§ Written problem 1
In the listing, from the line with "cell-residue-gas-revenue: 0.54 (839, 307, 861, 319)" to the line with "cell-other-revenue: 0.00 (914, 667, 936, 679)", replace "cell-oil-revenue" with "cell-crude-revenue" and give those lines again with everything else unchanged.

Jaden Charles

Personal information
- Full name: Jaden Gary Charles
- Date of birth: 25 January 2002 (age 23)
- Position(s): Left-back

Team information
- Current team: Rushall Olympic

Youth career
- 2010–2020: Derby County

Senior career*
- Years: Team / Apps / (Gls)
- 2021–2022: Mansfield Town / 2 / (0)
- 2021: → York City (loan) / 4 / (0)
- 2021: → Hereford (loan) / 2 / (0)
- 2021: → Nuneaton Borough (loan) / 20 / (2)
- 2022–2024: Nuneaton Borough / 33 / (4)
- 2024–: Rushall Olympic / 32 / (3)

International career
- 2019: Republic of Ireland U18 / 3 / (0)

= Jaden Charles =

Association footballer (born 2002)

Jaden Charles (born 25 January 2002) is a professional footballer who plays as a left-back for Rushall Olympic. He is the son of former England international Gary Charles. He previously played youth-team football for Derby County, where he won the Professional Development League U18 Division 1 title in 2018–19.

==Club career==
===Youth years===
Charles spent ten years at the Academy at Derby County, scoring three goals and providing six assists in 31 games for the under-18 team and featuring once for the under-23 team and playing three times in the UEFA Youth League. Derby won the Professional Development League U18 Division 1 title in the 2018–19 season, with Charles contributing one goal from 13 games. He scored a free-kick against Newcastle United U18 in February 2020 that saw him nominated for the League Football Education's Goal of the Month award. He chose to leave the club in August 2020.

===Mansfield Town===
On 24 March 2021, he signed with EFL League Two side Mansfield Town on a contract to run until the end of the 2020–21 season. Manager Nigel Clough gave Charles his senior debut on 1 May 2021, when he came on as 81st-minute substitute for Stephen Quinn in a 4–1 victory over Oldham Athletic at Field Mill.

[Element boundary records]
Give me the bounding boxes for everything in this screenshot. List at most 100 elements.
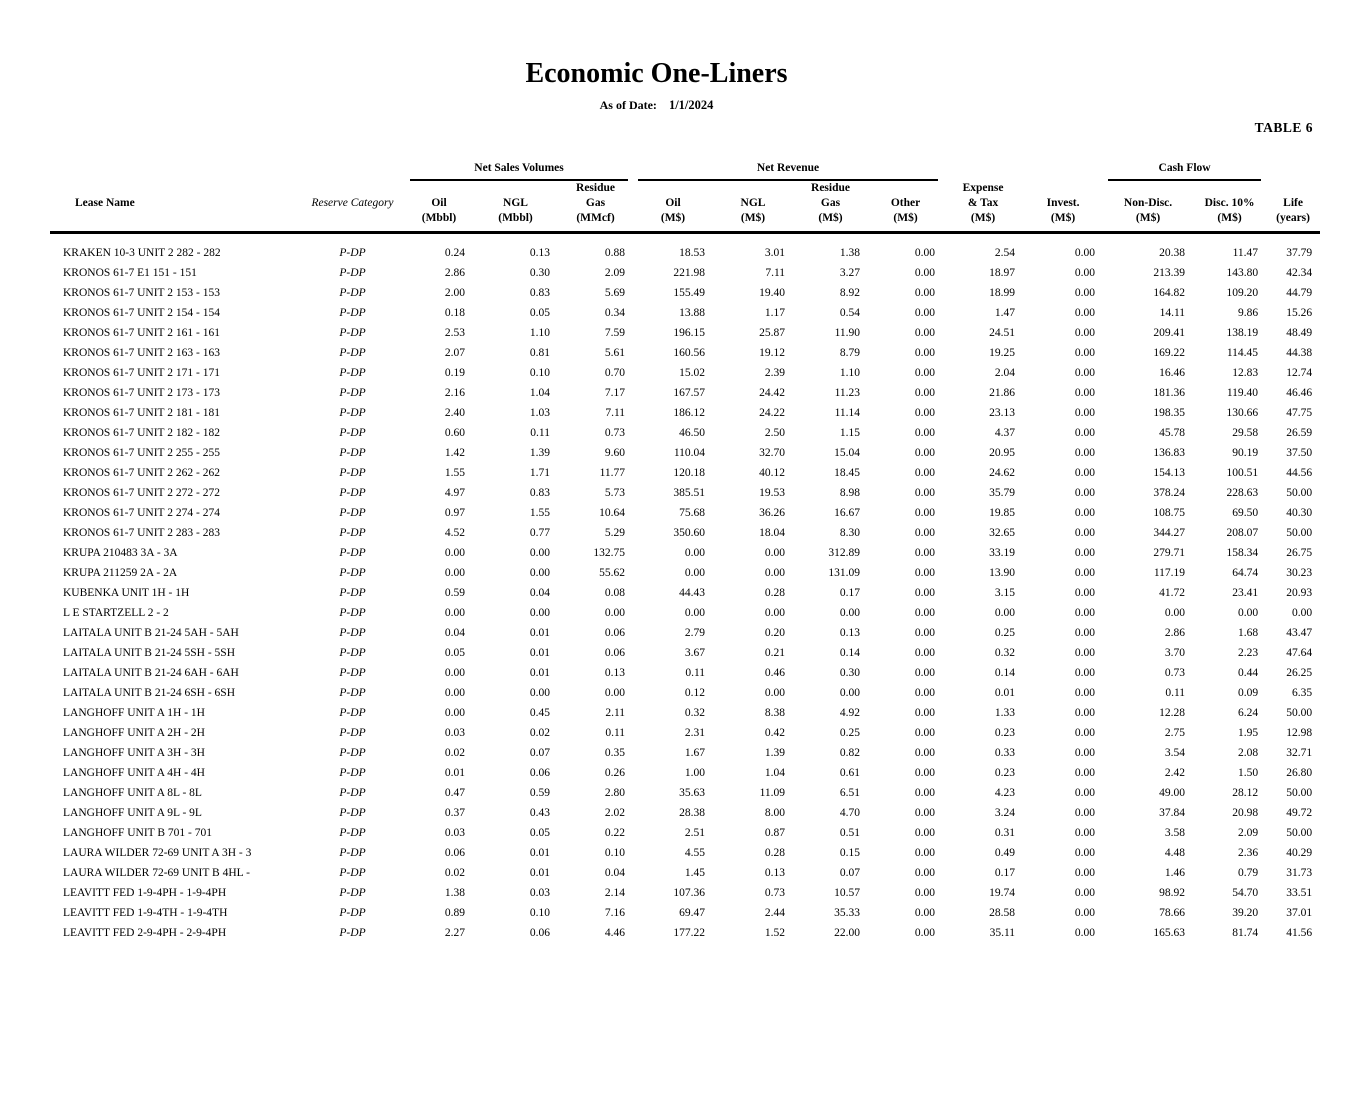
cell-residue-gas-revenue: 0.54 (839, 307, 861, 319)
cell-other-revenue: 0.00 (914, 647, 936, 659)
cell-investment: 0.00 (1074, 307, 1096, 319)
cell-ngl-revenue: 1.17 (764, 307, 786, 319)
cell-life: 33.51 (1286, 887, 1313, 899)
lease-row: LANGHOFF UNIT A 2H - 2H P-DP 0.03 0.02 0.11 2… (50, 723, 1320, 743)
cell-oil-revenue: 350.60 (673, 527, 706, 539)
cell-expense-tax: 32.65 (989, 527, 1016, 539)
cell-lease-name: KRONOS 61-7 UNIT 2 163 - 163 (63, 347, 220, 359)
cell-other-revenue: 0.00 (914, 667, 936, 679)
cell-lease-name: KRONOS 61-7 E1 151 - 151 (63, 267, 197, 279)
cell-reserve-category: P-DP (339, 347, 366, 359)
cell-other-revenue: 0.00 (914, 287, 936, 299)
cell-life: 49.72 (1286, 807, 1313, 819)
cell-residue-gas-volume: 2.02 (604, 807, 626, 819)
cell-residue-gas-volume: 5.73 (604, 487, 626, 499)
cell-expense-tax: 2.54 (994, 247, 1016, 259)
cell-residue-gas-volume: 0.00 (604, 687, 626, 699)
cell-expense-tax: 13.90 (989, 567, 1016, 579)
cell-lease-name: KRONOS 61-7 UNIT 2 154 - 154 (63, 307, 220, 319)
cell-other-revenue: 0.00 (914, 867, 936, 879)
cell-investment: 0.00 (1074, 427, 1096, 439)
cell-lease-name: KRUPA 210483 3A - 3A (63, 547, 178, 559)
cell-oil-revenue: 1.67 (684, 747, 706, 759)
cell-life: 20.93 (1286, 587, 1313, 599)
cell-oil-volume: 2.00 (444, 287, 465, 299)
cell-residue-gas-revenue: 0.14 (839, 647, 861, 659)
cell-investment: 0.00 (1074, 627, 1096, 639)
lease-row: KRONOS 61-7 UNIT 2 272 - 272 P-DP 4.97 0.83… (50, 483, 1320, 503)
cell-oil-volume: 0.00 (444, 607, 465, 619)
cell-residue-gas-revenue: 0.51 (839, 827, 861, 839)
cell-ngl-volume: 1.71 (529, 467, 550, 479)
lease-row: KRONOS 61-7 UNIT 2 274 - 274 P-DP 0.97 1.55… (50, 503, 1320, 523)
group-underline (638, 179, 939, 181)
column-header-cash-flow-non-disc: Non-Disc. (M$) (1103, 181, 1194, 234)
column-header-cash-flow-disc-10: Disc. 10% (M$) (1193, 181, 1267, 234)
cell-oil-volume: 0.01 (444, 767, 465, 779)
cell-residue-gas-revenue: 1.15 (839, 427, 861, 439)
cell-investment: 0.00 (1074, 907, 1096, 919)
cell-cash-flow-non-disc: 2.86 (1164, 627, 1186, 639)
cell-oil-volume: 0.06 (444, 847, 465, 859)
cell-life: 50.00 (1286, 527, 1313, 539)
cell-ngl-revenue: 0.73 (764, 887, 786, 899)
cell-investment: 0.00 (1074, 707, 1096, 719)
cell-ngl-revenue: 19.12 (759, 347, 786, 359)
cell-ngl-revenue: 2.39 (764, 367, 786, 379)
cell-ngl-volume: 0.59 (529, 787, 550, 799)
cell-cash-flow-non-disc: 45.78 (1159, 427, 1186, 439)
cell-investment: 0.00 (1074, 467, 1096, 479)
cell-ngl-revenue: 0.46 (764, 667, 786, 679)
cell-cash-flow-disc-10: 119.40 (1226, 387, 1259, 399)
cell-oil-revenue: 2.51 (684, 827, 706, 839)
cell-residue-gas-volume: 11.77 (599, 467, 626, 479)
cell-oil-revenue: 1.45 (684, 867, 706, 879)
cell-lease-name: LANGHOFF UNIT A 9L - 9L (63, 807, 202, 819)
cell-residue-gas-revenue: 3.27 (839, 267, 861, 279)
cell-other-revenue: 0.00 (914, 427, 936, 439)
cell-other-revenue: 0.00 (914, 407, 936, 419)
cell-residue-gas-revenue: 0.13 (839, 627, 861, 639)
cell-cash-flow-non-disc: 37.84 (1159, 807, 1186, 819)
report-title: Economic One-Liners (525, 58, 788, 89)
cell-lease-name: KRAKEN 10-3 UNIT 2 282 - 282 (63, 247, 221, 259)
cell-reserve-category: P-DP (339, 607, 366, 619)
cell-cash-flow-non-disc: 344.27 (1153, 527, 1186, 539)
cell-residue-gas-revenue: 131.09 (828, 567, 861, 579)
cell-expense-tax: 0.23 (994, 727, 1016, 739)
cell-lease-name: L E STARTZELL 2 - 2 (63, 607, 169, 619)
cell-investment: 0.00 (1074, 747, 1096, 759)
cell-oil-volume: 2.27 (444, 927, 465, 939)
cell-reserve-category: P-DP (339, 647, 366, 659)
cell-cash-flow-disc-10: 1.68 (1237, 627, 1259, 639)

§ Written problem 2
According to the Jaden Charles article, which player did Charles come on for as a substitute in his senior debut?

§ Worked solution 1
cell-residue-gas-revenue: 0.54 (839, 307, 861, 319)
cell-other-revenue: 0.00 (914, 647, 936, 659)
cell-investment: 0.00 (1074, 307, 1096, 319)
cell-ngl-revenue: 1.17 (764, 307, 786, 319)
cell-life: 33.51 (1286, 887, 1313, 899)
lease-row: LANGHOFF UNIT A 2H - 2H P-DP 0.03 0.02 0.11 2… (50, 723, 1320, 743)
cell-crude-revenue: 350.60 (673, 527, 706, 539)
cell-expense-tax: 32.65 (989, 527, 1016, 539)
cell-lease-name: KRONOS 61-7 UNIT 2 163 - 163 (63, 347, 220, 359)
cell-other-revenue: 0.00 (914, 667, 936, 679)

§ Worked solution 2
Stephen Quinn